## ENUNCIADO
Reescreva de forma mais breve o parágrafo do texto base que começa com "Baseado nos relatórios", mantendo seus fatos principais.

Doutor em Neurociências, é palestrante, escritor, autor e organizador dos livros "Pedagogia do Fracasso" e "Pedagogia do Sucesso" (volumes 1 e 2) publicados pela editora Ampla.
Baseado nos relatórios do Centro de Pesquisa sobre Epidemiologia de Desastres (CRED), nas últimas duas décadas, os desastres naturais mataram mais de 1,3 milhão de pessoas e deixaram outros bilhões de pessoas impactadas de alguma forma por esses fenômenos. Inclusive, este que vos fala, integra um destes bilhões de afetados.
Um breve relato. Em janeiro de 2022, devido às fortes chuvas, várias ruas da cidade onde morava (Florestal-MG) ficaram alagadas, necessitando abandono das casas de parte da população.
Em pouquíssimo tempo, o que parece ser apenas uma chuva forte, vira o alagamento de locais que simplesmente não imaginamos que poderiam ficar alagados.
Meu pai, que estava tranquilo, descansando no sofá, de férias assistindo Netflix, saiu de um “Fique tranquilo, não vai dar nada, não” para um, “Chama o Henrique la, ta demorando demais para sair” em questão de menos de menos de 2 horas.
Quase que instantaneamente, vimos a água chegando, vizinhos correndo, tentando usar de caminhões para retirar pessoas e objetos de maior valor.

## LINHAS
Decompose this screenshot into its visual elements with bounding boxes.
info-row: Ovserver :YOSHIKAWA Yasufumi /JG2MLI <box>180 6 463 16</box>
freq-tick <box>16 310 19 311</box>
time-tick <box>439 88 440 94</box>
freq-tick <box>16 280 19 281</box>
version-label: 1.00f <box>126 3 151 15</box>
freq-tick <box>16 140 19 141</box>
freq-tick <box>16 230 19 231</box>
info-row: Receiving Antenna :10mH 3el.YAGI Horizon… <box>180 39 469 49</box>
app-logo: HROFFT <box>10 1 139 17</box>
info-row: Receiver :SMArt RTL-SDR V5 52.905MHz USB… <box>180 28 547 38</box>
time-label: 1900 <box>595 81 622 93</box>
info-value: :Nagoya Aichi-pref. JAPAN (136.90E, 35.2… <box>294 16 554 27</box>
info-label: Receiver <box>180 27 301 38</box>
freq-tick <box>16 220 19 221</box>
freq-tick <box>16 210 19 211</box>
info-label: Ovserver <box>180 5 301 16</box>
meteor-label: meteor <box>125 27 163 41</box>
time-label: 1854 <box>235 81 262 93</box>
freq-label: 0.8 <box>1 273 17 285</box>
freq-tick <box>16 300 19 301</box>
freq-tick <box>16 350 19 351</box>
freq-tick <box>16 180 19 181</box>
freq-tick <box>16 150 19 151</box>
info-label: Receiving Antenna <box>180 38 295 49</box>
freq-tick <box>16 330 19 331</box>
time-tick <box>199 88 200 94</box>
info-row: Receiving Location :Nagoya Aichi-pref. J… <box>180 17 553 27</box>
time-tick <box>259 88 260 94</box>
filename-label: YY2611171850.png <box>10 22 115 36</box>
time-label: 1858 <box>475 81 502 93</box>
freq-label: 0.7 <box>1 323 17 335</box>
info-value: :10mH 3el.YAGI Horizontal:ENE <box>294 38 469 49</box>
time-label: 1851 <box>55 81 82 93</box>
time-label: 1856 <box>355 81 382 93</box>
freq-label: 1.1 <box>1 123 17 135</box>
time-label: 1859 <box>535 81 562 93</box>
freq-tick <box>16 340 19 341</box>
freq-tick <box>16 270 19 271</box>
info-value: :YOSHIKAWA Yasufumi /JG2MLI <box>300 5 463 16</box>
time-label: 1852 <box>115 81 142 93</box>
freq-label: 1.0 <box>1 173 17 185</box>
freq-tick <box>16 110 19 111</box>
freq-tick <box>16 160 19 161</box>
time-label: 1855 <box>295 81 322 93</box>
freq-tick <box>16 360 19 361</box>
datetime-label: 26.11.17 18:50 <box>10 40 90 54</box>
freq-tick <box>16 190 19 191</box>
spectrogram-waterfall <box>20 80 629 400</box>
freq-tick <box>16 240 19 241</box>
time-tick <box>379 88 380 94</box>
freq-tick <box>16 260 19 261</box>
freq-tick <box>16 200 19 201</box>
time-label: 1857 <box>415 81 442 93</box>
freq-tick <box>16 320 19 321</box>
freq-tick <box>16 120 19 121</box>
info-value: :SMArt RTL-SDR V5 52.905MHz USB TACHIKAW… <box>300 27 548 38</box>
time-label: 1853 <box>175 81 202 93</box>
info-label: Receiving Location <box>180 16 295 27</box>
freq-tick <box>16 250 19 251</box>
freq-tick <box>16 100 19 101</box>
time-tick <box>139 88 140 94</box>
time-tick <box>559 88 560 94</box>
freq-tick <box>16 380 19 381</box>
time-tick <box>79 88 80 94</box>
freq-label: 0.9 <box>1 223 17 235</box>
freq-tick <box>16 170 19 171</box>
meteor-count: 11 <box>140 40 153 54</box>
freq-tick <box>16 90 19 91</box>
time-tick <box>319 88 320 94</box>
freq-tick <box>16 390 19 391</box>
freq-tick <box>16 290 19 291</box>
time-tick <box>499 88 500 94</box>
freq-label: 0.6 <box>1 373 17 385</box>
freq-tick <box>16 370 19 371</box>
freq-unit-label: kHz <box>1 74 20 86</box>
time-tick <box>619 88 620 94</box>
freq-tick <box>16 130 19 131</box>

## RESOLUÇÃO DO EXERCÍCIO
Segundo relatórios do Centro de Pesquisa sobre Epidemiologia de Desastres (CRED), nas últimas duas décadas os desastres naturais mataram mais de 1,3 milhão de pessoas e afetaram bilhões de outras, entre elas quem escreve o texto.